===== Excerpted data =====

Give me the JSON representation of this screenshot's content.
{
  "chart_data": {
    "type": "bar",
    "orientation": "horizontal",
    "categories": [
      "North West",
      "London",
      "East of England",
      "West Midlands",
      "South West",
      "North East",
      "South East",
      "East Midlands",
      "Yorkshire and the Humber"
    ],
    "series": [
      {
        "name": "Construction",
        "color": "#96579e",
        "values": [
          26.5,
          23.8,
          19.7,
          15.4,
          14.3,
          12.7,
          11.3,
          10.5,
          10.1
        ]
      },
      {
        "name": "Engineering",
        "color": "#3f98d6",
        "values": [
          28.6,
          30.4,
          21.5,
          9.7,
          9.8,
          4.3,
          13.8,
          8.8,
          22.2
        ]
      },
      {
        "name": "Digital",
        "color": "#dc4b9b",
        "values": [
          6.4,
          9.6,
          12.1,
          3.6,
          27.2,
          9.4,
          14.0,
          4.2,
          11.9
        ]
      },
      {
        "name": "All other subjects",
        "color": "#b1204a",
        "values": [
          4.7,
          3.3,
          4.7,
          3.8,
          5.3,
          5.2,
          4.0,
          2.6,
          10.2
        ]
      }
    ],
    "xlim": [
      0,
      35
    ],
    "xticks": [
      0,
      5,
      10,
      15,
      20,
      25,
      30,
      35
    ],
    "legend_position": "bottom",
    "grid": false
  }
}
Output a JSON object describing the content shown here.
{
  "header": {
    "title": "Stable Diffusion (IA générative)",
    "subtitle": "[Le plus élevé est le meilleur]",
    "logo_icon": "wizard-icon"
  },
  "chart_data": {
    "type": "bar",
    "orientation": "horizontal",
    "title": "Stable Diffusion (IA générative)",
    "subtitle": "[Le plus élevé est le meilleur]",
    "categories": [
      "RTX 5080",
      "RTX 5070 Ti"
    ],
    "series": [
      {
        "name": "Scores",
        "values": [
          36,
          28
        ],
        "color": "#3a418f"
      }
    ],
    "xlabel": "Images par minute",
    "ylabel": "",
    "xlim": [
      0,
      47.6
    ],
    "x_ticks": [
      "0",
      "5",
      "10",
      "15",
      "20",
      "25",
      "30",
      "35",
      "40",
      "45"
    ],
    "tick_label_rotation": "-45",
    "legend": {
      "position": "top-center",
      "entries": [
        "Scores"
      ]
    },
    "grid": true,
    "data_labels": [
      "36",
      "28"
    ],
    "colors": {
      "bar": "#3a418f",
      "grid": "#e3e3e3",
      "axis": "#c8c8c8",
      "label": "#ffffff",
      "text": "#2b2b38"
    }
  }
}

=====

Your task is to repeat the data exactly; please include every line.

Response ::
Give me the JSON representation of this screenshot's content.
{
  "chart_data": {
    "type": "bar",
    "orientation": "horizontal",
    "categories": [
      "North West",
      "London",
      "East of England",
      "West Midlands",
      "South West",
      "North East",
      "South East",
      "East Midlands",
      "Yorkshire and the Humber"
    ],
    "series": [
      {
        "name": "Construction",
        "color": "#96579e",
        "values": [
          26.5,
          23.8,
          19.7,
          15.4,
          14.3,
          12.7,
          11.3,
          10.5,
          10.1
        ]
      },
      {
        "name": "Engineering",
        "color": "#3f98d6",
        "values": [
          28.6,
          30.4,
          21.5,
          9.7,
          9.8,
          4.3,
          13.8,
          8.8,
          22.2
        ]
      },
      {
        "name": "Digital",
        "color": "#dc4b9b",
        "values": [
          6.4,
          9.6,
          12.1,
          3.6,
          27.2,
          9.4,
          14.0,
          4.2,
          11.9
        ]
      },
      {
        "name": "All other subjects",
        "color": "#b1204a",
        "values": [
          4.7,
          3.3,
          4.7,
          3.8,
          5.3,
          5.2,
          4.0,
          2.6,
          10.2
        ]
      }
    ],
    "xlim": [
      0,
      35
    ],
    "xticks": [
      0,
      5,
      10,
      15,
      20,
      25,
      30,
      35
    ],
    "legend_position": "bottom",
    "grid": false
  }
}
Output a JSON object describing the content shown here.
{
  "header": {
    "title": "Stable Diffusion (IA générative)",
    "subtitle": "[Le plus élevé est le meilleur]",
    "logo_icon": "wizard-icon"
  },
  "chart_data": {
    "type": "bar",
    "orientation": "horizontal",
    "title": "Stable Diffusion (IA générative)",
    "subtitle": "[Le plus élevé est le meilleur]",
    "categories": [
      "RTX 5080",
      "RTX 5070 Ti"
    ],
    "series": [
      {
        "name": "Scores",
        "values": [
          36,
          28
        ],
        "color": "#3a418f"
      }
    ],
    "xlabel": "Images par minute",
    "ylabel": "",
    "xlim": [
      0,
      47.6
    ],
    "x_ticks": [
      "0",
      "5",
      "10",
      "15",
      "20",
      "25",
      "30",
      "35",
      "40",
      "45"
    ],
    "tick_label_rotation": "-45",
    "legend": {
      "position": "top-center",
      "entries": [
        "Scores"
      ]
    },
    "grid": true,
    "data_labels": [
      "36",
      "28"
    ],
    "colors": {
      "bar": "#3a418f",
      "grid": "#e3e3e3",
      "axis": "#c8c8c8",
      "label": "#ffffff",
      "text": "#2b2b38"
    }
  }
}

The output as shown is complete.